Exercise aim: Exactly as written, print each record in the listing.

Supplied data:
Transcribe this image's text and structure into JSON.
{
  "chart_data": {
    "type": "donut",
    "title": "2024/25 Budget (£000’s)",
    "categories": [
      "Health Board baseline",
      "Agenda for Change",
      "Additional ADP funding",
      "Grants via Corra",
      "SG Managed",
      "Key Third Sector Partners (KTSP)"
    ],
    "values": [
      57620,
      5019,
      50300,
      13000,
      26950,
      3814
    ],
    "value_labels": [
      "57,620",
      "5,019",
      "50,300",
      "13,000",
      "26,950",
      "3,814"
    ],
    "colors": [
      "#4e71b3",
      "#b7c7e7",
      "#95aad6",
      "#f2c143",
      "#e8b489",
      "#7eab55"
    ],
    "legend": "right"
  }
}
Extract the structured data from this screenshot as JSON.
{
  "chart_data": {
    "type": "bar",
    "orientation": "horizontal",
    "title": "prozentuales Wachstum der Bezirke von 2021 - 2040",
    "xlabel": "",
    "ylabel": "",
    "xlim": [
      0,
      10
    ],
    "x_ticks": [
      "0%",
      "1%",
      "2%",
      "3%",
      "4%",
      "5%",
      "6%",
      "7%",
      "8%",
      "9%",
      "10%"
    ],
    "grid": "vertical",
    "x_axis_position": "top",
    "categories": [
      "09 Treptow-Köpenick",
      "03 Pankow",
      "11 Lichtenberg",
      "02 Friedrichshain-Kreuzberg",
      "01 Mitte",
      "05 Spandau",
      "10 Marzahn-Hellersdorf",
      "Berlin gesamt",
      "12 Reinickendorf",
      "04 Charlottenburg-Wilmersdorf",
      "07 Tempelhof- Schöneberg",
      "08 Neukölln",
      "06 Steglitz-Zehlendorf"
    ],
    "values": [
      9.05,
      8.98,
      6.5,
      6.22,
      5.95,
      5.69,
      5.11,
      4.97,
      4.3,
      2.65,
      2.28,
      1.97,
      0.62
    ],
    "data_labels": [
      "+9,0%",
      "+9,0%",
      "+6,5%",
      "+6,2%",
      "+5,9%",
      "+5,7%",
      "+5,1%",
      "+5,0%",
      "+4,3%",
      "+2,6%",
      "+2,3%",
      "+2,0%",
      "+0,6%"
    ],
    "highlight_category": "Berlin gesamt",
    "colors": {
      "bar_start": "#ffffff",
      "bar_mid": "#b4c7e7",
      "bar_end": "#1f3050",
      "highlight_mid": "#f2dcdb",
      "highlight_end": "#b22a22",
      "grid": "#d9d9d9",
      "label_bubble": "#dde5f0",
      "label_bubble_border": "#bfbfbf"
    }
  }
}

Correct response:
Transcribe this image's text and structure into JSON.
{
  "chart_data": {
    "type": "donut",
    "title": "2024/25 Budget (£000’s)",
    "categories": [
      "Health Board baseline",
      "Agenda for Change",
      "Additional ADP funding",
      "Grants via Corra",
      "SG Managed",
      "Key Third Sector Partners (KTSP)"
    ],
    "values": [
      57620,
      5019,
      50300,
      13000,
      26950,
      3814
    ],
    "value_labels": [
      "57,620",
      "5,019",
      "50,300",
      "13,000",
      "26,950",
      "3,814"
    ],
    "colors": [
      "#4e71b3",
      "#b7c7e7",
      "#95aad6",
      "#f2c143",
      "#e8b489",
      "#7eab55"
    ],
    "legend": "right"
  }
}
Extract the structured data from this screenshot as JSON.
{
  "chart_data": {
    "type": "bar",
    "orientation": "horizontal",
    "title": "prozentuales Wachstum der Bezirke von 2021 - 2040",
    "xlabel": "",
    "ylabel": "",
    "xlim": [
      0,
      10
    ],
    "x_ticks": [
      "0%",
      "1%",
      "2%",
      "3%",
      "4%",
      "5%",
      "6%",
      "7%",
      "8%",
      "9%",
      "10%"
    ],
    "grid": "vertical",
    "x_axis_position": "top",
    "categories": [
      "09 Treptow-Köpenick",
      "03 Pankow",
      "11 Lichtenberg",
      "02 Friedrichshain-Kreuzberg",
      "01 Mitte",
      "05 Spandau",
      "10 Marzahn-Hellersdorf",
      "Berlin gesamt",
      "12 Reinickendorf",
      "04 Charlottenburg-Wilmersdorf",
      "07 Tempelhof- Schöneberg",
      "08 Neukölln",
      "06 Steglitz-Zehlendorf"
    ],
    "values": [
      9.05,
      8.98,
      6.5,
      6.22,
      5.95,
      5.69,
      5.11,
      4.97,
      4.3,
      2.65,
      2.28,
      1.97,
      0.62
    ],
    "data_labels": [
      "+9,0%",
      "+9,0%",
      "+6,5%",
      "+6,2%",
      "+5,9%",
      "+5,7%",
      "+5,1%",
      "+5,0%",
      "+4,3%",
      "+2,6%",
      "+2,3%",
      "+2,0%",
      "+0,6%"
    ],
    "highlight_category": "Berlin gesamt",
    "colors": {
      "bar_start": "#ffffff",
      "bar_mid": "#b4c7e7",
      "bar_end": "#1f3050",
      "highlight_mid": "#f2dcdb",
      "highlight_end": "#b22a22",
      "grid": "#d9d9d9",
      "label_bubble": "#dde5f0",
      "label_bubble_border": "#bfbfbf"
    }
  }
}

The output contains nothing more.